Each record below should appear again exactly as written.

Data excerpts -
>>>

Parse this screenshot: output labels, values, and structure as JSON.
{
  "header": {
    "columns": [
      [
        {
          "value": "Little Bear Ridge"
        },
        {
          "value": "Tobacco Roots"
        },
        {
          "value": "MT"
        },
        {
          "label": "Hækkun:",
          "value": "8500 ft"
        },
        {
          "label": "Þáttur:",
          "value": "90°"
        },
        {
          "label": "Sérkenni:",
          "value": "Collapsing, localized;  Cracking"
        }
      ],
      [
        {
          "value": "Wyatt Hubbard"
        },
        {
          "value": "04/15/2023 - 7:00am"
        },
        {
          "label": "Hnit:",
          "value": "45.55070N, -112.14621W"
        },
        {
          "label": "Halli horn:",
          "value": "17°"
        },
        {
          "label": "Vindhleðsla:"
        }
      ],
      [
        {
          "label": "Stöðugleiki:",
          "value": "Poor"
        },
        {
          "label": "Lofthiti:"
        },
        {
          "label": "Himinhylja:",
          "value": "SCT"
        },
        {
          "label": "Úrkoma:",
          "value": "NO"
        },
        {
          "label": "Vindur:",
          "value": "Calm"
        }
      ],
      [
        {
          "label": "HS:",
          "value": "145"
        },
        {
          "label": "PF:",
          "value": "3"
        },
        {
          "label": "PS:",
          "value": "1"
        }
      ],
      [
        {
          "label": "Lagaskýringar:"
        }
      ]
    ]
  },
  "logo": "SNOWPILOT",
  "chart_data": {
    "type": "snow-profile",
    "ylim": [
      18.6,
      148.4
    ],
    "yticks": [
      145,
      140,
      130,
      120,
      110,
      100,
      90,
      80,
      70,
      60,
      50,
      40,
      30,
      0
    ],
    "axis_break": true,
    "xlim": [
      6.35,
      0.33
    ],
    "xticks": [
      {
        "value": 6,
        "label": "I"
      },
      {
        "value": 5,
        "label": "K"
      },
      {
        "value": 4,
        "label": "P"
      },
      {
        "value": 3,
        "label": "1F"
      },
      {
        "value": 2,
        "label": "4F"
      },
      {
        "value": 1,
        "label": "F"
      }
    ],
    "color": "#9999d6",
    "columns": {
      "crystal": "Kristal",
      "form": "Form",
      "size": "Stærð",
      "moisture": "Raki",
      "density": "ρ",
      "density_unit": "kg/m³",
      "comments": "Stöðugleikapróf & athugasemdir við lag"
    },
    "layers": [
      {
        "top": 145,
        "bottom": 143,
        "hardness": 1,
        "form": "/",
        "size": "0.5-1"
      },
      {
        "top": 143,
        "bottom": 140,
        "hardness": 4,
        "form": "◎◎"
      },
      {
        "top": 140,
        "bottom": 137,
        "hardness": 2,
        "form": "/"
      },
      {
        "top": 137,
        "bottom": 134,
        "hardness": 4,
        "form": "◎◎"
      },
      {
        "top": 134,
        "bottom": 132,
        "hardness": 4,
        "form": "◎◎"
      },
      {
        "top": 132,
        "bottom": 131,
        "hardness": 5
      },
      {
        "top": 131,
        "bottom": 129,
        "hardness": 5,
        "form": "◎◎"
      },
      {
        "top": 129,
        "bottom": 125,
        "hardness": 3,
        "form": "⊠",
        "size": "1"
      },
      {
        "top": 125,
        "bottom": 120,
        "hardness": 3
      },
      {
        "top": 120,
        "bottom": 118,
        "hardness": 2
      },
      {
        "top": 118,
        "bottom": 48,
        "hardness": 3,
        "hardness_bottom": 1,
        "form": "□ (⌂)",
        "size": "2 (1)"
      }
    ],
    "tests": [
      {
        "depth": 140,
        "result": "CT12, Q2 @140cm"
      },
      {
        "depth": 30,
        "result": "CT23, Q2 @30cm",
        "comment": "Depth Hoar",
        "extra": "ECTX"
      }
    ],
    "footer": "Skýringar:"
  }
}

<<<

Response to the task -
Parse this screenshot: output labels, values, and structure as JSON.
{
  "header": {
    "columns": [
      [
        {
          "value": "Little Bear Ridge"
        },
        {
          "value": "Tobacco Roots"
        },
        {
          "value": "MT"
        },
        {
          "label": "Hækkun:",
          "value": "8500 ft"
        },
        {
          "label": "Þáttur:",
          "value": "90°"
        },
        {
          "label": "Sérkenni:",
          "value": "Collapsing, localized;  Cracking"
        }
      ],
      [
        {
          "value": "Wyatt Hubbard"
        },
        {
          "value": "04/15/2023 - 7:00am"
        },
        {
          "label": "Hnit:",
          "value": "45.55070N, -112.14621W"
        },
        {
          "label": "Halli horn:",
          "value": "17°"
        },
        {
          "label": "Vindhleðsla:"
        }
      ],
      [
        {
          "label": "Stöðugleiki:",
          "value": "Poor"
        },
        {
          "label": "Lofthiti:"
        },
        {
          "label": "Himinhylja:",
          "value": "SCT"
        },
        {
          "label": "Úrkoma:",
          "value": "NO"
        },
        {
          "label": "Vindur:",
          "value": "Calm"
        }
      ],
      [
        {
          "label": "HS:",
          "value": "145"
        },
        {
          "label": "PF:",
          "value": "3"
        },
        {
          "label": "PS:",
          "value": "1"
        }
      ],
      [
        {
          "label": "Lagaskýringar:"
        }
      ]
    ]
  },
  "logo": "SNOWPILOT",
  "chart_data": {
    "type": "snow-profile",
    "ylim": [
      18.6,
      148.4
    ],
    "yticks": [
      145,
      140,
      130,
      120,
      110,
      100,
      90,
      80,
      70,
      60,
      50,
      40,
      30,
      0
    ],
    "axis_break": true,
    "xlim": [
      6.35,
      0.33
    ],
    "xticks": [
      {
        "value": 6,
        "label": "I"
      },
      {
        "value": 5,
        "label": "K"
      },
      {
        "value": 4,
        "label": "P"
      },
      {
        "value": 3,
        "label": "1F"
      },
      {
        "value": 2,
        "label": "4F"
      },
      {
        "value": 1,
        "label": "F"
      }
    ],
    "color": "#9999d6",
    "columns": {
      "crystal": "Kristal",
      "form": "Form",
      "size": "Stærð",
      "moisture": "Raki",
      "density": "ρ",
      "density_unit": "kg/m³",
      "comments": "Stöðugleikapróf & athugasemdir við lag"
    },
    "layers": [
      {
        "top": 145,
        "bottom": 143,
        "hardness": 1,
        "form": "/",
        "size": "0.5-1"
      },
      {
        "top": 143,
        "bottom": 140,
        "hardness": 4,
        "form": "◎◎"
      },
      {
        "top": 140,
        "bottom": 137,
        "hardness": 2,
        "form": "/"
      },
      {
        "top": 137,
        "bottom": 134,
        "hardness": 4,
        "form": "◎◎"
      },
      {
        "top": 134,
        "bottom": 132,
        "hardness": 4,
        "form": "◎◎"
      },
      {
        "top": 132,
        "bottom": 131,
        "hardness": 5
      },
      {
        "top": 131,
        "bottom": 129,
        "hardness": 5,
        "form": "◎◎"
      },
      {
        "top": 129,
        "bottom": 125,
        "hardness": 3,
        "form": "⊠",
        "size": "1"
      },
      {
        "top": 125,
        "bottom": 120,
        "hardness": 3
      },
      {
        "top": 120,
        "bottom": 118,
        "hardness": 2
      },
      {
        "top": 118,
        "bottom": 48,
        "hardness": 3,
        "hardness_bottom": 1,
        "form": "□ (⌂)",
        "size": "2 (1)"
      }
    ],
    "tests": [
      {
        "depth": 140,
        "result": "CT12, Q2 @140cm"
      },
      {
        "depth": 30,
        "result": "CT23, Q2 @30cm",
        "comment": "Depth Hoar",
        "extra": "ECTX"
      }
    ],
    "footer": "Skýringar:"
  }
}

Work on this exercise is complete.